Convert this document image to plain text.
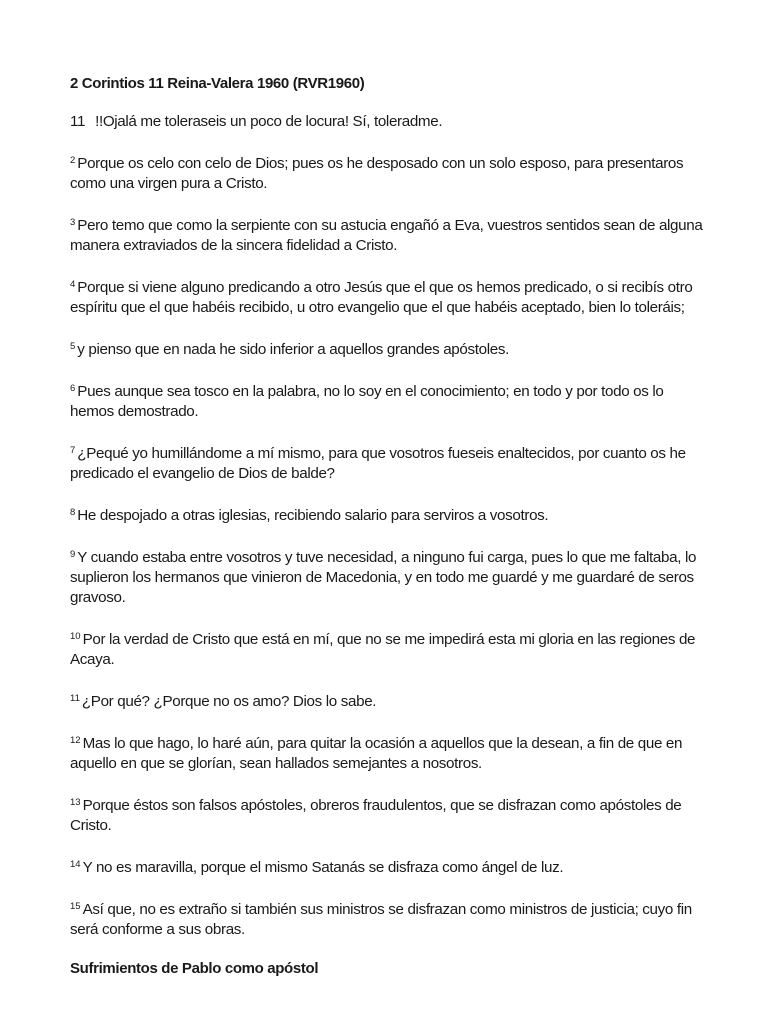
2 Corintios 11 Reina-Valera 1960 (RVR1960)

11 !!Ojalá me toleraseis un poco de locura! Sí, toleradme.

$^2$ Porque os celo con celo de Dios; pues os he desposado con un solo esposo, para presentaros como una virgen pura a Cristo.

$^3$ Pero temo que como la serpiente con su astucia engañó a Eva, vuestros sentidos sean de alguna manera extraviados de la sincera fidelidad a Cristo.

$^4$ Porque si viene alguno predicando a otro Jesús que el que os hemos predicado, o si recibís otro espíritu que el que habéis recibido, u otro evangelio que el que habéis aceptado, bien lo toleráis;

$^5$ y pienso que en nada he sido inferior a aquellos grandes apóstoles.

$^6$ Pues aunque sea tosco en la palabra, no lo soy en el conocimiento; en todo y por todo os lo hemos demostrado.

$^7$ ¿Pequé yo humillándome a mí mismo, para que vosotros fueseis enaltecidos, por cuanto os he predicado el evangelio de Dios de balde?

$^8$ He despojado a otras iglesias, recibiendo salario para serviros a vosotros.

$^9$ Y cuando estaba entre vosotros y tuve necesidad, a ninguno fui carga, pues lo que me faltaba, lo suplieron los hermanos que vinieron de Macedonia, y en todo me guardé y me guardaré de seros gravoso.

$^{10}$ Por la verdad de Cristo que está en mí, que no se me impedirá esta mi gloria en las regiones de Acaya.

$^{11}$ ¿Por qué? ¿Porque no os amo? Dios lo sabe.

$^{12}$ Mas lo que hago, lo haré aún, para quitar la ocasión a aquellos que la desean, a fin de que en aquello en que se glorían, sean hallados semejantes a nosotros.

$^{13}$ Porque éstos son falsos apóstoles, obreros fraudulentos, que se disfrazan como apóstoles de Cristo.

$^{14}$ Y no es maravilla, porque el mismo Satanás se disfraza como ángel de luz.

$^{15}$ Así que, no es extraño si también sus ministros se disfrazan como ministros de justicia; cuyo fin será conforme a sus obras.

Sufrimientos de Pablo como apóstol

**WHAT IS REQUIRED**
Gather every line from the entries above where the word "Dios" appears, and copy them.

**WRITTEN ANSWER**
$^2$ Porque os celo con celo de Dios; pues os he desposado con un solo esposo, para presentaros como una virgen pura a Cristo.
$^7$ ¿Pequé yo humillándome a mí mismo, para que vosotros fueseis enaltecidos, por cuanto os he predicado el evangelio de Dios de balde?
$^{11}$ ¿Por qué? ¿Porque no os amo? Dios lo sabe.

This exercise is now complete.